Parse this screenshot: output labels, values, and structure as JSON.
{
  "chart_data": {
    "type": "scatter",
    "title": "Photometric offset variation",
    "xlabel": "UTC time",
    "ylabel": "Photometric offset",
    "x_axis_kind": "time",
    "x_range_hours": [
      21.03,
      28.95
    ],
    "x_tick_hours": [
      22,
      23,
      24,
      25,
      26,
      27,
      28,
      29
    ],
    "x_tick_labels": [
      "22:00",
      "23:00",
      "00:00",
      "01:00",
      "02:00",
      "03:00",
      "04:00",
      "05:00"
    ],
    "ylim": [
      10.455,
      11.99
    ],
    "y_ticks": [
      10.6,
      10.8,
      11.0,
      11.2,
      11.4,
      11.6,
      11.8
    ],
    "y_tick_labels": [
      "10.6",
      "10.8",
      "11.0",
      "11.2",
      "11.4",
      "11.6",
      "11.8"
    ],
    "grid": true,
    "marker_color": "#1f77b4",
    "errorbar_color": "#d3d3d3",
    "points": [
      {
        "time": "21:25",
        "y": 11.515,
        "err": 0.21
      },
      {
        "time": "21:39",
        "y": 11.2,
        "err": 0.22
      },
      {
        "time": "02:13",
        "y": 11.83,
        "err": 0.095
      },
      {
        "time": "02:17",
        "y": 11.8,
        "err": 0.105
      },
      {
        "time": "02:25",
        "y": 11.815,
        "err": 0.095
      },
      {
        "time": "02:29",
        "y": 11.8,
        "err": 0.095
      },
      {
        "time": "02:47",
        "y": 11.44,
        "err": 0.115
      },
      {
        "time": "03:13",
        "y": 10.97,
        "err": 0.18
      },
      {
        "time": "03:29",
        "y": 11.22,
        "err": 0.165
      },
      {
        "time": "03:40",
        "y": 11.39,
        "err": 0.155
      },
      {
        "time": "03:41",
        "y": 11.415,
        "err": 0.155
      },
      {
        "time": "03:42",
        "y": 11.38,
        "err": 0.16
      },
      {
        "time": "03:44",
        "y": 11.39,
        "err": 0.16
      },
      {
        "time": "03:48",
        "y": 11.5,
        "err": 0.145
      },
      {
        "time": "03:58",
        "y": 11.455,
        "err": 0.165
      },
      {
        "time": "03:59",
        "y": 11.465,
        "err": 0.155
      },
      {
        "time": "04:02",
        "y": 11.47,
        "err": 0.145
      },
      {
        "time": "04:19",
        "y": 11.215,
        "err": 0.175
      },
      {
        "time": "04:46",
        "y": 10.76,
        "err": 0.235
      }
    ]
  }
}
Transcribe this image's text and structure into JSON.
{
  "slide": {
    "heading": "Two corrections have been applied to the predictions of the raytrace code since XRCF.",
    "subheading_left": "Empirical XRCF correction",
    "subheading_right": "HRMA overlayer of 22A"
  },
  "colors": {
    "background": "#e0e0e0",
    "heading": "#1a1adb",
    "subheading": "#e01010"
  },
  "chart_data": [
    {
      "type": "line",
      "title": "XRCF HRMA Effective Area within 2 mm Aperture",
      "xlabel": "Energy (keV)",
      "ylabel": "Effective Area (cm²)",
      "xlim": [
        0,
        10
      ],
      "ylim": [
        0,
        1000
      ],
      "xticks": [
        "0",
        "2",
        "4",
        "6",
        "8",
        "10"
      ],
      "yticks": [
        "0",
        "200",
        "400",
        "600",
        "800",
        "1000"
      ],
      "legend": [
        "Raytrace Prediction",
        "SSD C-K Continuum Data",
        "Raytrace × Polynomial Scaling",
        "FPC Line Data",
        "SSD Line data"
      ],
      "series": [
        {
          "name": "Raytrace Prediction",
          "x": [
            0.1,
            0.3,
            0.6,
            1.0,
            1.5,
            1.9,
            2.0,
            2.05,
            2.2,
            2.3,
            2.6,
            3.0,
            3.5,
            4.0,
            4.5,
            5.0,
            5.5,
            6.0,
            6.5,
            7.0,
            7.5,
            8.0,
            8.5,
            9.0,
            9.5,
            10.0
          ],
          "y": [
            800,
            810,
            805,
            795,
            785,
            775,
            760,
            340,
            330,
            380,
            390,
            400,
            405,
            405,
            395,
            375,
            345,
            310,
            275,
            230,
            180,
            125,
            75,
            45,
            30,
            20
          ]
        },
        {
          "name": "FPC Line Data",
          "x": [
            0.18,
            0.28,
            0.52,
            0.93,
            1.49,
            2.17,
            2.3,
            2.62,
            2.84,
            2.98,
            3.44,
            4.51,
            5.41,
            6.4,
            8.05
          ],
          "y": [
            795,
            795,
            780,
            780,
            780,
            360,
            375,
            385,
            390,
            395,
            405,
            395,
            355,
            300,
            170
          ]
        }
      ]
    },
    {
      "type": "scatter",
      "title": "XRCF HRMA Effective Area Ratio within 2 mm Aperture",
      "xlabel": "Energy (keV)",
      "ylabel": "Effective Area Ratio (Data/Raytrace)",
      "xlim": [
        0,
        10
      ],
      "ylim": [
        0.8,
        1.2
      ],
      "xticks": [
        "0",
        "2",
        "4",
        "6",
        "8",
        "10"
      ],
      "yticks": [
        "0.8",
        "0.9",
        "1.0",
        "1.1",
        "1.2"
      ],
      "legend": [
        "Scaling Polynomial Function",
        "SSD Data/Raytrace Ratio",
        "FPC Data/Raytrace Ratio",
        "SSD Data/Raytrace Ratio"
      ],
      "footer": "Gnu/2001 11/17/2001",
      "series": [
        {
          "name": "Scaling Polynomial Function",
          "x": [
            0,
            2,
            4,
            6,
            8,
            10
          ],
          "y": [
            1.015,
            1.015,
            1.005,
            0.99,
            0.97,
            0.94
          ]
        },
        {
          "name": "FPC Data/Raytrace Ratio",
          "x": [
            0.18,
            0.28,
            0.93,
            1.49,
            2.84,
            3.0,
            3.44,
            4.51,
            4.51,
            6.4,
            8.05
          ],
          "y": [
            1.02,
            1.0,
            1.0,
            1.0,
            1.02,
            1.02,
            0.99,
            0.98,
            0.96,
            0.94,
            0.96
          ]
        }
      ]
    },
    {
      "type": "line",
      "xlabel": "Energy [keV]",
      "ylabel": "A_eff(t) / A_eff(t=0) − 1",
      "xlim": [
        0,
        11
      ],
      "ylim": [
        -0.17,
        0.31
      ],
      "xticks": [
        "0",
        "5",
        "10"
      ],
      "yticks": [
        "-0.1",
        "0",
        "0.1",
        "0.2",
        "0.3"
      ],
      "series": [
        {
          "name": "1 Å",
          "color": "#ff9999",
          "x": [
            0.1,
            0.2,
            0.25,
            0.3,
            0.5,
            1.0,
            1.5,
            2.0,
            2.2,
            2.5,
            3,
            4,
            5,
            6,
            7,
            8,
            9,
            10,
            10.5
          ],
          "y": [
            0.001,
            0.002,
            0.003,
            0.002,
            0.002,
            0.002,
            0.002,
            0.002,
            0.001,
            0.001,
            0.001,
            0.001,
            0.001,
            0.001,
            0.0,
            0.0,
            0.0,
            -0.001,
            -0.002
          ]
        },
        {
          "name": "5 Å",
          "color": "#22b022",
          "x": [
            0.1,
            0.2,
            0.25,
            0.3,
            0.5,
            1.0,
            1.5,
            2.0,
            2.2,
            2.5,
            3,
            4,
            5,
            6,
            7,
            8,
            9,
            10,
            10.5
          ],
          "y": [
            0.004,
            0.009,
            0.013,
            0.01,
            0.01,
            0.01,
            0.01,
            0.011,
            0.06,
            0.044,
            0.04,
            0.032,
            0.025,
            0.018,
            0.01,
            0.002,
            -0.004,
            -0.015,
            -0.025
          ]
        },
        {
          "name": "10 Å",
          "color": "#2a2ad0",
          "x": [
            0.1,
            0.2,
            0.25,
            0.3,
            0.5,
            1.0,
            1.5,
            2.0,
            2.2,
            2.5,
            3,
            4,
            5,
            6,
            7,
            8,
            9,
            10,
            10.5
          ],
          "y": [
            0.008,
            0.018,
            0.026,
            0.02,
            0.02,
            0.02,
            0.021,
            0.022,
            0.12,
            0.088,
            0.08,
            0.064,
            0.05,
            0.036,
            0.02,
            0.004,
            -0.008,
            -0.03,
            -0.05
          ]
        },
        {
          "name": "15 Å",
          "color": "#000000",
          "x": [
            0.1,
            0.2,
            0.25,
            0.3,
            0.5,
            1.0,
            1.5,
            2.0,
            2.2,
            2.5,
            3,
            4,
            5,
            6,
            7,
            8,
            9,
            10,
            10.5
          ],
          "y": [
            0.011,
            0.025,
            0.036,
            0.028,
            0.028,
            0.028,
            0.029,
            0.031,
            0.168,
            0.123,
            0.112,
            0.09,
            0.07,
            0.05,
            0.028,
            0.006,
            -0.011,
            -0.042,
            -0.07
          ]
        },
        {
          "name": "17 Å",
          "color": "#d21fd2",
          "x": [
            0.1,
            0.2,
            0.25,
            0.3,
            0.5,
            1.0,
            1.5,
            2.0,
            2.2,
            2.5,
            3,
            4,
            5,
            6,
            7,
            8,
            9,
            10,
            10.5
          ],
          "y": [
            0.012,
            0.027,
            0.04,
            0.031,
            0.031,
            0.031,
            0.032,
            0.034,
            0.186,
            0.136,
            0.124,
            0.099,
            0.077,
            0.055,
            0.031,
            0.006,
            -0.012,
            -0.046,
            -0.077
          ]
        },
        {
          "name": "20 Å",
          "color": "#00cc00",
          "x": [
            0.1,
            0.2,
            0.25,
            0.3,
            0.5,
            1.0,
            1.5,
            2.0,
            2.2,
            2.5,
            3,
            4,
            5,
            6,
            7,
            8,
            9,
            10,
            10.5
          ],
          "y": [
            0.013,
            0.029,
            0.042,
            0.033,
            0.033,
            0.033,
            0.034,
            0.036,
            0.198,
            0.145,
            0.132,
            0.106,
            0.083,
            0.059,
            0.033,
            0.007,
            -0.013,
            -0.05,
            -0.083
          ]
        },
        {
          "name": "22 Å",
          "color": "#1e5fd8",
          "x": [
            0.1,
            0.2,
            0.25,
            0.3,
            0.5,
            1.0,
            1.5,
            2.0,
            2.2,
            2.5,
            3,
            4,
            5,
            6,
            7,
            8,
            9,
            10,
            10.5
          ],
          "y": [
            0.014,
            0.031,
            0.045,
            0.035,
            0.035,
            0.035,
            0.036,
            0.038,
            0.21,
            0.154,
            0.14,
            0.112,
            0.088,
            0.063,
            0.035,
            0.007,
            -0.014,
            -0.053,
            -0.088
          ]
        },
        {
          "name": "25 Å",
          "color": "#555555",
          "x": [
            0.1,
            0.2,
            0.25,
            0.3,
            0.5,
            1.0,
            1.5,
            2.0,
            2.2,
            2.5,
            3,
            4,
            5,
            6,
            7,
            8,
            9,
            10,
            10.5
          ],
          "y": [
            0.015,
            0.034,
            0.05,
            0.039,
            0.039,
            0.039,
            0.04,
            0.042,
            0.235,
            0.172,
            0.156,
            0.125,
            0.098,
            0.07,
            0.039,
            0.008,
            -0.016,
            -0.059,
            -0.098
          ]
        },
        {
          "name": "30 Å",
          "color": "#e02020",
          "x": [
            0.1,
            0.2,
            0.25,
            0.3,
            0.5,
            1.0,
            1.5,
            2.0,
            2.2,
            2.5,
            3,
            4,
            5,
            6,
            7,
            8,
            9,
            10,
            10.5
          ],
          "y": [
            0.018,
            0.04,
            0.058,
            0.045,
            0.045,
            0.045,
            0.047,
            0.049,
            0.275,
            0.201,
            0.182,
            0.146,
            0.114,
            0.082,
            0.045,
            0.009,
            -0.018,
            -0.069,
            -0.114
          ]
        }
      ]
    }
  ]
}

## [SHORT TASK]
Filter the records for lines holding the string "type". Copy each one.

## [RESULT FOR THIS TASK]
    "type": "scatter",
      "type": "line",
      "type": "scatter",
      "type": "line",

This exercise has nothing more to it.